Recorded data:
<<<<

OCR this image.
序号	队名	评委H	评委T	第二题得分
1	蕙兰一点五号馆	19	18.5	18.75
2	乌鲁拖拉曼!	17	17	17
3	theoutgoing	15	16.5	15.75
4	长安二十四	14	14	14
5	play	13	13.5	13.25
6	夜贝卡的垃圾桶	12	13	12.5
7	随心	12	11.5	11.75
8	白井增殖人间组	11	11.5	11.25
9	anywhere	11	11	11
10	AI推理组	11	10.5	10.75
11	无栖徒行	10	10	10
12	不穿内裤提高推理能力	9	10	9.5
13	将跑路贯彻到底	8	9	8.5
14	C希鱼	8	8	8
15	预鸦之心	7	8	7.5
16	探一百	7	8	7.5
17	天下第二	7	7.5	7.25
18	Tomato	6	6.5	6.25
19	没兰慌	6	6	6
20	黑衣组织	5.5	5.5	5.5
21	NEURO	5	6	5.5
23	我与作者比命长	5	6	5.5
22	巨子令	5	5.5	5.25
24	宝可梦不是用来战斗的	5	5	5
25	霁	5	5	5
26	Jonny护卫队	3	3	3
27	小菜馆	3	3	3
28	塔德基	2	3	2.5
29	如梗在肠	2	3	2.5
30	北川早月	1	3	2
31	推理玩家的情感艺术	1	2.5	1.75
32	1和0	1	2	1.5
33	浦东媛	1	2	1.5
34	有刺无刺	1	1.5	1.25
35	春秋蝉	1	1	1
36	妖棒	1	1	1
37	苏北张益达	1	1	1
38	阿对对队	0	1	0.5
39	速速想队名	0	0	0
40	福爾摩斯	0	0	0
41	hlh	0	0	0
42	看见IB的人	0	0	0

>>>>

__To do__:
Transcribe the material above in its entirety. Match it exactly.

__Output for this exercise__:
OCR this image.
序号	队名	评委H	评委T	第二题得分
1	蕙兰一点五号馆	19	18.5	18.75
2	乌鲁拖拉曼!	17	17	17
3	theoutgoing	15	16.5	15.75
4	长安二十四	14	14	14
5	play	13	13.5	13.25
6	夜贝卡的垃圾桶	12	13	12.5
7	随心	12	11.5	11.75
8	白井增殖人间组	11	11.5	11.25
9	anywhere	11	11	11
10	AI推理组	11	10.5	10.75
11	无栖徒行	10	10	10
12	不穿内裤提高推理能力	9	10	9.5
13	将跑路贯彻到底	8	9	8.5
14	C希鱼	8	8	8
15	预鸦之心	7	8	7.5
16	探一百	7	8	7.5
17	天下第二	7	7.5	7.25
18	Tomato	6	6.5	6.25
19	没兰慌	6	6	6
20	黑衣组织	5.5	5.5	5.5
21	NEURO	5	6	5.5
23	我与作者比命长	5	6	5.5
22	巨子令	5	5.5	5.25
24	宝可梦不是用来战斗的	5	5	5
25	霁	5	5	5
26	Jonny护卫队	3	3	3
27	小菜馆	3	3	3
28	塔德基	2	3	2.5
29	如梗在肠	2	3	2.5
30	北川早月	1	3	2
31	推理玩家的情感艺术	1	2.5	1.75
32	1和0	1	2	1.5
33	浦东媛	1	2	1.5
34	有刺无刺	1	1.5	1.25
35	春秋蝉	1	1	1
36	妖棒	1	1	1
37	苏北张益达	1	1	1
38	阿对对队	0	1	0.5
39	速速想队名	0	0	0
40	福爾摩斯	0	0	0
41	hlh	0	0	0
42	看见IB的人	0	0	0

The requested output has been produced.